▸ **The problem**: Reproduce the listing below character for character; drop every image.

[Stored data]
>> start

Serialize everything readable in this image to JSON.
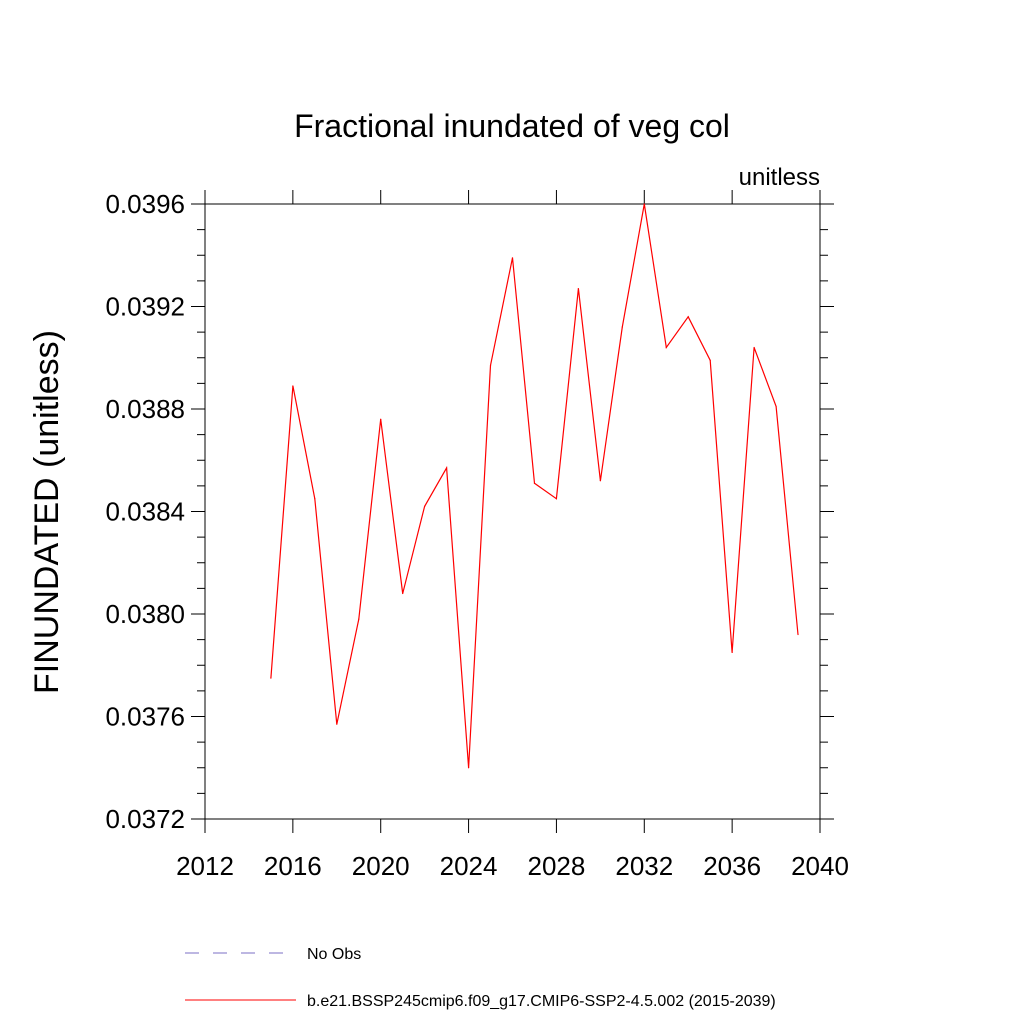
{
  "chart_data": {
    "type": "line",
    "title": "Fractional inundated of veg col",
    "units_label": "unitless",
    "ylabel": "FINUNDATED  (unitless)",
    "xlabel": "",
    "xlim": [
      2012,
      2040
    ],
    "ylim": [
      0.0372,
      0.0396
    ],
    "x_ticks": [
      2012,
      2016,
      2020,
      2024,
      2028,
      2032,
      2036,
      2040
    ],
    "x_tick_labels": [
      "2012",
      "2016",
      "2020",
      "2024",
      "2028",
      "2032",
      "2036",
      "2040"
    ],
    "y_ticks": [
      0.0372,
      0.0376,
      0.038,
      0.0384,
      0.0388,
      0.0392,
      0.0396
    ],
    "y_tick_labels": [
      "0.0372",
      "0.0376",
      "0.0380",
      "0.0384",
      "0.0388",
      "0.0392",
      "0.0396"
    ],
    "grid": false,
    "legend_placement": "bottom",
    "series": [
      {
        "name": "b.e21.BSSP245cmip6.f09_g17.CMIP6-SSP2-4.5.002 (2015-2039)",
        "color": "#ff0000",
        "dash": "solid",
        "x": [
          2015,
          2016,
          2017,
          2018,
          2019,
          2020,
          2021,
          2022,
          2023,
          2024,
          2025,
          2026,
          2027,
          2028,
          2029,
          2030,
          2031,
          2032,
          2033,
          2034,
          2035,
          2036,
          2037,
          2038,
          2039
        ],
        "y": [
          0.03775,
          0.03889,
          0.03845,
          0.03757,
          0.03798,
          0.03876,
          0.03808,
          0.03842,
          0.03857,
          0.0374,
          0.03897,
          0.03939,
          0.03851,
          0.03845,
          0.03927,
          0.03852,
          0.03912,
          0.0396,
          0.03904,
          0.03916,
          0.03899,
          0.03785,
          0.03904,
          0.03881,
          0.03792
        ]
      }
    ],
    "legend": [
      {
        "label": "No Obs",
        "color": "#7b6fc4",
        "dash": "dashed"
      },
      {
        "label": "b.e21.BSSP245cmip6.f09_g17.CMIP6-SSP2-4.5.002 (2015-2039)",
        "color": "#ff0000",
        "dash": "solid"
      }
    ]
  }
}
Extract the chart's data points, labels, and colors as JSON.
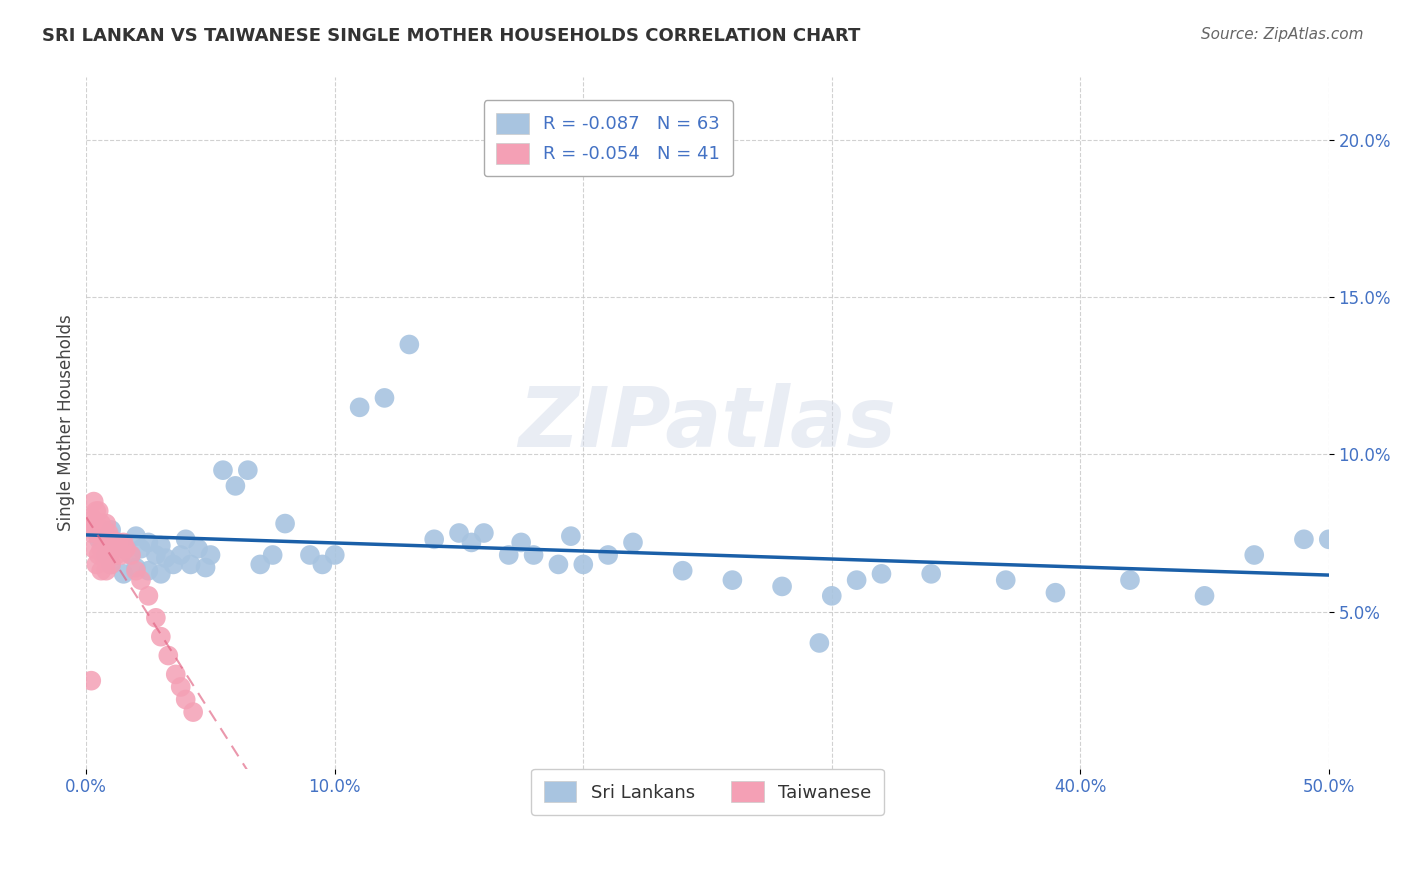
{
  "title": "SRI LANKAN VS TAIWANESE SINGLE MOTHER HOUSEHOLDS CORRELATION CHART",
  "source": "Source: ZipAtlas.com",
  "ylabel": "Single Mother Households",
  "xlim": [
    0.0,
    0.5
  ],
  "ylim": [
    0.0,
    0.22
  ],
  "xticks": [
    0.0,
    0.1,
    0.2,
    0.3,
    0.4,
    0.5
  ],
  "ytick_vals": [
    0.05,
    0.1,
    0.15,
    0.2
  ],
  "sri_lankan_color": "#a8c4e0",
  "taiwanese_color": "#f4a0b5",
  "sri_lankan_R": -0.087,
  "sri_lankan_N": 63,
  "taiwanese_R": -0.054,
  "taiwanese_N": 41,
  "legend_label_sri": "Sri Lankans",
  "legend_label_tai": "Taiwanese",
  "blue_line_color": "#1a5fa8",
  "pink_line_color": "#e06080",
  "watermark": "ZIPatlas",
  "sri_lankans_x": [
    0.005,
    0.008,
    0.01,
    0.01,
    0.012,
    0.015,
    0.015,
    0.018,
    0.02,
    0.02,
    0.022,
    0.025,
    0.025,
    0.028,
    0.03,
    0.03,
    0.032,
    0.035,
    0.038,
    0.04,
    0.042,
    0.045,
    0.048,
    0.05,
    0.055,
    0.06,
    0.065,
    0.07,
    0.075,
    0.08,
    0.09,
    0.095,
    0.1,
    0.11,
    0.12,
    0.13,
    0.14,
    0.15,
    0.155,
    0.16,
    0.17,
    0.175,
    0.18,
    0.19,
    0.195,
    0.2,
    0.21,
    0.22,
    0.24,
    0.26,
    0.28,
    0.3,
    0.31,
    0.32,
    0.34,
    0.37,
    0.39,
    0.42,
    0.45,
    0.47,
    0.49,
    0.5,
    0.295
  ],
  "sri_lankans_y": [
    0.073,
    0.068,
    0.076,
    0.065,
    0.072,
    0.07,
    0.062,
    0.068,
    0.074,
    0.064,
    0.07,
    0.072,
    0.063,
    0.068,
    0.071,
    0.062,
    0.067,
    0.065,
    0.068,
    0.073,
    0.065,
    0.07,
    0.064,
    0.068,
    0.095,
    0.09,
    0.095,
    0.065,
    0.068,
    0.078,
    0.068,
    0.065,
    0.068,
    0.115,
    0.118,
    0.135,
    0.073,
    0.075,
    0.072,
    0.075,
    0.068,
    0.072,
    0.068,
    0.065,
    0.074,
    0.065,
    0.068,
    0.072,
    0.063,
    0.06,
    0.058,
    0.055,
    0.06,
    0.062,
    0.062,
    0.06,
    0.056,
    0.06,
    0.055,
    0.068,
    0.073,
    0.073,
    0.04
  ],
  "taiwanese_x": [
    0.002,
    0.002,
    0.003,
    0.003,
    0.003,
    0.004,
    0.004,
    0.004,
    0.005,
    0.005,
    0.005,
    0.006,
    0.006,
    0.006,
    0.007,
    0.007,
    0.008,
    0.008,
    0.008,
    0.009,
    0.009,
    0.01,
    0.01,
    0.011,
    0.012,
    0.013,
    0.014,
    0.015,
    0.016,
    0.018,
    0.02,
    0.022,
    0.025,
    0.028,
    0.03,
    0.033,
    0.036,
    0.038,
    0.04,
    0.043,
    0.002
  ],
  "taiwanese_y": [
    0.08,
    0.075,
    0.085,
    0.078,
    0.07,
    0.082,
    0.075,
    0.065,
    0.082,
    0.075,
    0.068,
    0.078,
    0.07,
    0.063,
    0.076,
    0.068,
    0.078,
    0.07,
    0.063,
    0.075,
    0.067,
    0.073,
    0.065,
    0.07,
    0.068,
    0.072,
    0.068,
    0.072,
    0.07,
    0.068,
    0.063,
    0.06,
    0.055,
    0.048,
    0.042,
    0.036,
    0.03,
    0.026,
    0.022,
    0.018,
    0.028
  ]
}
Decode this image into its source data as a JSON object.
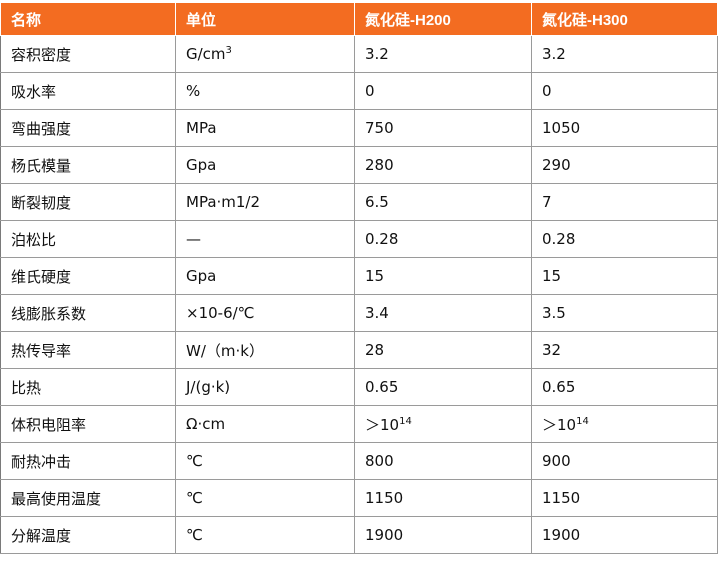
{
  "header_color": "#f36c21",
  "table": {
    "headers": [
      "名称",
      "单位",
      "氮化硅-H200",
      "氮化硅-H300"
    ],
    "rows": [
      [
        "容积密度",
        "G/cm",
        "3.2",
        "3.2"
      ],
      [
        "吸水率",
        "%",
        "0",
        "0"
      ],
      [
        "弯曲强度",
        "MPa",
        "750",
        "1050"
      ],
      [
        "杨氏模量",
        "Gpa",
        "280",
        "290"
      ],
      [
        "断裂韧度",
        "MPa·m1/2",
        "6.5",
        "7"
      ],
      [
        "泊松比",
        "—",
        "0.28",
        "0.28"
      ],
      [
        "维氏硬度",
        "Gpa",
        "15",
        "15"
      ],
      [
        "线膨胀系数",
        "×10-6/℃",
        "3.4",
        "3.5"
      ],
      [
        "热传导率",
        "W/（m·k）",
        "28",
        "32"
      ],
      [
        "比热",
        "J/(g·k)",
        "0.65",
        "0.65"
      ],
      [
        "体积电阻率",
        "Ω·cm",
        "＞10",
        "＞10"
      ],
      [
        "耐热冲击",
        "℃",
        "800",
        "900"
      ],
      [
        "最高使用温度",
        "℃",
        "1150",
        "1150"
      ],
      [
        "分解温度",
        "℃",
        "1900",
        "1900"
      ]
    ],
    "superscripts": {
      "density_unit": "3",
      "resistivity_exp": "14"
    }
  }
}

>> end

▸ **Answer to the exercise**:
Serialize everything readable in this image to JSON.
{
  "chart_data": {
    "type": "line",
    "title": "Fractional inundated of veg col",
    "units_label": "unitless",
    "ylabel": "FINUNDATED  (unitless)",
    "xlabel": "",
    "xlim": [
      2012,
      2040
    ],
    "ylim": [
      0.0372,
      0.0396
    ],
    "x_ticks": [
      2012,
      2016,
      2020,
      2024,
      2028,
      2032,
      2036,
      2040
    ],
    "x_tick_labels": [
      "2012",
      "2016",
      "2020",
      "2024",
      "2028",
      "2032",
      "2036",
      "2040"
    ],
    "y_ticks": [
      0.0372,
      0.0376,
      0.038,
      0.0384,
      0.0388,
      0.0392,
      0.0396
    ],
    "y_tick_labels": [
      "0.0372",
      "0.0376",
      "0.0380",
      "0.0384",
      "0.0388",
      "0.0392",
      "0.0396"
    ],
    "grid": false,
    "legend_placement": "bottom",
    "series": [
      {
        "name": "b.e21.BSSP245cmip6.f09_g17.CMIP6-SSP2-4.5.002 (2015-2039)",
        "color": "#ff0000",
        "dash": "solid",
        "x": [
          2015,
          2016,
          2017,
          2018,
          2019,
          2020,
          2021,
          2022,
          2023,
          2024,
          2025,
          2026,
          2027,
          2028,
          2029,
          2030,
          2031,
          2032,
          2033,
          2034,
          2035,
          2036,
          2037,
          2038,
          2039
        ],
        "y": [
          0.03775,
          0.03889,
          0.03845,
          0.03757,
          0.03798,
          0.03876,
          0.03808,
          0.03842,
          0.03857,
          0.0374,
          0.03897,
          0.03939,
          0.03851,
          0.03845,
          0.03927,
          0.03852,
          0.03912,
          0.0396,
          0.03904,
          0.03916,
          0.03899,
          0.03785,
          0.03904,
          0.03881,
          0.03792
        ]
      }
    ],
    "legend": [
      {
        "label": "No Obs",
        "color": "#7b6fc4",
        "dash": "dashed"
      },
      {
        "label": "b.e21.BSSP245cmip6.f09_g17.CMIP6-SSP2-4.5.002 (2015-2039)",
        "color": "#ff0000",
        "dash": "solid"
      }
    ]
  }
}
Extract the chart's data points, labels, and colors as JSON.
{
  "title": "SRI LANKAN VS TAIWANESE SINGLE MOTHER HOUSEHOLDS CORRELATION CHART",
  "source": "Source: ZipAtlas.com",
  "ylabel": "Single Mother Households",
  "xlim": [
    0.0,
    0.5
  ],
  "ylim": [
    0.0,
    0.22
  ],
  "xticks": [
    0.0,
    0.1,
    0.2,
    0.3,
    0.4,
    0.5
  ],
  "ytick_vals": [
    0.05,
    0.1,
    0.15,
    0.2
  ],
  "sri_lankan_color": "#a8c4e0",
  "taiwanese_color": "#f4a0b5",
  "sri_lankan_R": -0.087,
  "sri_lankan_N": 63,
  "taiwanese_R": -0.054,
  "taiwanese_N": 41,
  "legend_label_sri": "Sri Lankans",
  "legend_label_tai": "Taiwanese",
  "blue_line_color": "#1a5fa8",
  "pink_line_color": "#e06080",
  "watermark": "ZIPatlas",
  "sri_lankans_x": [
    0.005,
    0.008,
    0.01,
    0.01,
    0.012,
    0.015,
    0.015,
    0.018,
    0.02,
    0.02,
    0.022,
    0.025,
    0.025,
    0.028,
    0.03,
    0.03,
    0.032,
    0.035,
    0.038,
    0.04,
    0.042,
    0.045,
    0.048,
    0.05,
    0.055,
    0.06,
    0.065,
    0.07,
    0.075,
    0.08,
    0.09,
    0.095,
    0.1,
    0.11,
    0.12,
    0.13,
    0.14,
    0.15,
    0.155,
    0.16,
    0.17,
    0.175,
    0.18,
    0.19,
    0.195,
    0.2,
    0.21,
    0.22,
    0.24,
    0.26,
    0.28,
    0.3,
    0.31,
    0.32,
    0.34,
    0.37,
    0.39,
    0.42,
    0.45,
    0.47,
    0.49,
    0.5,
    0.295
  ],
  "sri_lankans_y": [
    0.073,
    0.068,
    0.076,
    0.065,
    0.072,
    0.07,
    0.062,
    0.068,
    0.074,
    0.064,
    0.07,
    0.072,
    0.063,
    0.068,
    0.071,
    0.062,
    0.067,
    0.065,
    0.068,
    0.073,
    0.065,
    0.07,
    0.064,
    0.068,
    0.095,
    0.09,
    0.095,
    0.065,
    0.068,
    0.078,
    0.068,
    0.065,
    0.068,
    0.115,
    0.118,
    0.135,
    0.073,
    0.075,
    0.072,
    0.075,
    0.068,
    0.072,
    0.068,
    0.065,
    0.074,
    0.065,
    0.068,
    0.072,
    0.063,
    0.06,
    0.058,
    0.055,
    0.06,
    0.062,
    0.062,
    0.06,
    0.056,
    0.06,
    0.055,
    0.068,
    0.073,
    0.073,
    0.04
  ],
  "taiwanese_x": [
    0.002,
    0.002,
    0.003,
    0.003,
    0.003,
    0.004,
    0.004,
    0.004,
    0.005,
    0.005,
    0.005,
    0.006,
    0.006,
    0.006,
    0.007,
    0.007,
    0.008,
    0.008,
    0.008,
    0.009,
    0.009,
    0.01,
    0.01,
    0.011,
    0.012,
    0.013,
    0.014,
    0.015,
    0.016,
    0.018,
    0.02,
    0.022,
    0.025,
    0.028,
    0.03,
    0.033,
    0.036,
    0.038,
    0.04,
    0.043,
    0.002
  ],
  "taiwanese_y": [
    0.08,
    0.075,
    0.085,
    0.078,
    0.07,
    0.082,
    0.075,
    0.065,
    0.082,
    0.075,
    0.068,
    0.078,
    0.07,
    0.063,
    0.076,
    0.068,
    0.078,
    0.07,
    0.063,
    0.075,
    0.067,
    0.073,
    0.065,
    0.07,
    0.068,
    0.072,
    0.068,
    0.072,
    0.07,
    0.068,
    0.063,
    0.06,
    0.055,
    0.048,
    0.042,
    0.036,
    0.03,
    0.026,
    0.022,
    0.018,
    0.028
  ]
}
Decode this image into its source data as a JSON object.
{
  "header_color": "#f36c21",
  "table": {
    "headers": [
      "名称",
      "单位",
      "氮化硅-H200",
      "氮化硅-H300"
    ],
    "rows": [
      [
        "容积密度",
        "G/cm",
        "3.2",
        "3.2"
      ],
      [
        "吸水率",
        "%",
        "0",
        "0"
      ],
      [
        "弯曲强度",
        "MPa",
        "750",
        "1050"
      ],
      [
        "杨氏模量",
        "Gpa",
        "280",
        "290"
      ],
      [
        "断裂韧度",
        "MPa·m1/2",
        "6.5",
        "7"
      ],
      [
        "泊松比",
        "—",
        "0.28",
        "0.28"
      ],
      [
        "维氏硬度",
        "Gpa",
        "15",
        "15"
      ],
      [
        "线膨胀系数",
        "×10-6/℃",
        "3.4",
        "3.5"
      ],
      [
        "热传导率",
        "W/（m·k）",
        "28",
        "32"
      ],
      [
        "比热",
        "J/(g·k)",
        "0.65",
        "0.65"
      ],
      [
        "体积电阻率",
        "Ω·cm",
        "＞10",
        "＞10"
      ],
      [
        "耐热冲击",
        "℃",
        "800",
        "900"
      ],
      [
        "最高使用温度",
        "℃",
        "1150",
        "1150"
      ],
      [
        "分解温度",
        "℃",
        "1900",
        "1900"
      ]
    ],
    "superscripts": {
      "density_unit": "3",
      "resistivity_exp": "14"
    }
  }
}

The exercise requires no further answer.